- **Dataset extract**:
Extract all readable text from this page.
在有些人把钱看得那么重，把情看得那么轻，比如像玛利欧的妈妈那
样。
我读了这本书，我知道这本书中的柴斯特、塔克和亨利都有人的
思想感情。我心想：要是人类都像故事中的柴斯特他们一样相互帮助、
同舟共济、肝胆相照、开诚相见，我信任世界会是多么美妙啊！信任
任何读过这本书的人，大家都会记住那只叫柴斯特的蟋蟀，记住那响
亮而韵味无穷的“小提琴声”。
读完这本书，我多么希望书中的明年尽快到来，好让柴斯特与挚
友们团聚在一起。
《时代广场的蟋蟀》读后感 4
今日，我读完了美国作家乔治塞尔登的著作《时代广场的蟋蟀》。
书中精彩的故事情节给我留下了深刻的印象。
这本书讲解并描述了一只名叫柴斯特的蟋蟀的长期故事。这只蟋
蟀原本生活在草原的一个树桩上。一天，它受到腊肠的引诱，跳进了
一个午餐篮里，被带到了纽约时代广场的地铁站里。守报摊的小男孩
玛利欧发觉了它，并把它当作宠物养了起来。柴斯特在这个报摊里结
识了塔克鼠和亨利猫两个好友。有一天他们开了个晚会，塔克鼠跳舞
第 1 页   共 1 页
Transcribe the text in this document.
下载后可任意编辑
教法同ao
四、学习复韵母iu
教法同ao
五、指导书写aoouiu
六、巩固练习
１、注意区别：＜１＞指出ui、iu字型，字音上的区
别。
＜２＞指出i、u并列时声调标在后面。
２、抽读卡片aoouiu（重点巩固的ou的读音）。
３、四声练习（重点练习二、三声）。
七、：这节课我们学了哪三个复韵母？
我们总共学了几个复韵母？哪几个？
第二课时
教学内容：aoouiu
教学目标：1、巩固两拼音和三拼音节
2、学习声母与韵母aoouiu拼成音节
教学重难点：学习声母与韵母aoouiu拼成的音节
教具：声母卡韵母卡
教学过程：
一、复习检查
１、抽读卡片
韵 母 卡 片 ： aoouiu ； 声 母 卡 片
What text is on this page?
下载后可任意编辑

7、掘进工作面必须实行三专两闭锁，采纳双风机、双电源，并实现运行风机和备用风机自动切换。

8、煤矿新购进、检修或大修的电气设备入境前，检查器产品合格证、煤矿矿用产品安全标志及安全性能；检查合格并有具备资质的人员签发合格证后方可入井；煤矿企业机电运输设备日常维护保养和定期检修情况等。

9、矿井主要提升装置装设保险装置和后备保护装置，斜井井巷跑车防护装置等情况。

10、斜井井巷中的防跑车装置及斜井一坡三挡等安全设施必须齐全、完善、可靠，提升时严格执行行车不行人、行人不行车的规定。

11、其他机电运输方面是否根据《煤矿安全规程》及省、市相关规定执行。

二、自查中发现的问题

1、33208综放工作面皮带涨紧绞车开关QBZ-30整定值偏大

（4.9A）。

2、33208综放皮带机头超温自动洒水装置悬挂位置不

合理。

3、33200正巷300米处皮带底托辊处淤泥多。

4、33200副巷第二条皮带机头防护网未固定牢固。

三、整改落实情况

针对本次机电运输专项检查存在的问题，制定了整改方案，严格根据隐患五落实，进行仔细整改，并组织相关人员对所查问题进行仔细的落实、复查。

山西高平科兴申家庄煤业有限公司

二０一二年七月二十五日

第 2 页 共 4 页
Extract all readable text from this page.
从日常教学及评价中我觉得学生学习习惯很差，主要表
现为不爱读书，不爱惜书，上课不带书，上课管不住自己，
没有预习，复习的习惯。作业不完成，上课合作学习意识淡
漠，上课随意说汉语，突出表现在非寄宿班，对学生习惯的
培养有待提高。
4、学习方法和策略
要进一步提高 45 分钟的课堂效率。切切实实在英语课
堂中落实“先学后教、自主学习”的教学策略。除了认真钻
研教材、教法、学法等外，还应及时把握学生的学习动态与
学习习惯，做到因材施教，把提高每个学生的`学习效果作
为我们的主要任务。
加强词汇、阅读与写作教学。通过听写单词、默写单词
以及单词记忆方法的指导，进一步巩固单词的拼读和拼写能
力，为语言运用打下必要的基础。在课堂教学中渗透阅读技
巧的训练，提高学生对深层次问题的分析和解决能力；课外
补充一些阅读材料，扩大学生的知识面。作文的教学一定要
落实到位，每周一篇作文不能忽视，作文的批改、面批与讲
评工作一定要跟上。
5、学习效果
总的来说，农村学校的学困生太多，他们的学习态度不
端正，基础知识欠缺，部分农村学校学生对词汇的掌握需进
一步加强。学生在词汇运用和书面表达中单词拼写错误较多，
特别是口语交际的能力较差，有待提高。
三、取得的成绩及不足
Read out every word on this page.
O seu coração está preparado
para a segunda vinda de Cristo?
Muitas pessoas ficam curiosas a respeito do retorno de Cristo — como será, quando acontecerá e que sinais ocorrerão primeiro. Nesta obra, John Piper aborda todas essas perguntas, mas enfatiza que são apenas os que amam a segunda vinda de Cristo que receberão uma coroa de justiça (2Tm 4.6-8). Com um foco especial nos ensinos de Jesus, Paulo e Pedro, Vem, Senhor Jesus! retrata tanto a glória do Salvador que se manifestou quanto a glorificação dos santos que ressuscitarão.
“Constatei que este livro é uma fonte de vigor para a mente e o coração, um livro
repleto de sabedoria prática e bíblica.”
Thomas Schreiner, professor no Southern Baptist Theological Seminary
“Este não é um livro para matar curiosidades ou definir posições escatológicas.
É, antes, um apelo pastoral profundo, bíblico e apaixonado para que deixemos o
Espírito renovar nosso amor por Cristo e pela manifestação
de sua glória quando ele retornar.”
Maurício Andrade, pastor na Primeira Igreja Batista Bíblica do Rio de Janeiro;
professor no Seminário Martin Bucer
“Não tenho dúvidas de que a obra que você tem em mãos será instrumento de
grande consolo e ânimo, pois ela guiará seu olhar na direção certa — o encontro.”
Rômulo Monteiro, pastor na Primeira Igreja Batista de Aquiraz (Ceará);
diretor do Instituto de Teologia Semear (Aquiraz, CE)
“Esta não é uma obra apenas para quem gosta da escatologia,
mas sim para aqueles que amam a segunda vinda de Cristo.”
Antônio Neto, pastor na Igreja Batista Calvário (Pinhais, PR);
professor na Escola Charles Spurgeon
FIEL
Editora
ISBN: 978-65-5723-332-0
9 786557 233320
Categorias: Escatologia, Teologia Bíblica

- **What is required**: Return each line of the listing that holds the string "vinda".

- **Result below**:
para a segunda vinda de Cristo?
Muitas pessoas ficam curiosas a respeito do retorno de Cristo — como será, quando acontecerá e que sinais ocorrerão primeiro. Nesta obra, John Piper aborda todas essas perguntas, mas enfatiza que são apenas os que amam a segunda vinda de Cristo que receberão uma coroa de justiça (2Tm 4.6-8). Com um foco especial nos ensinos de Jesus, Paulo e Pedro, Vem, Senhor Jesus! retrata tanto a glória do Salvador que se manifestou quanto a glorificação dos santos que ressuscitarão.
mas sim para aqueles que amam a segunda vinda de Cristo.”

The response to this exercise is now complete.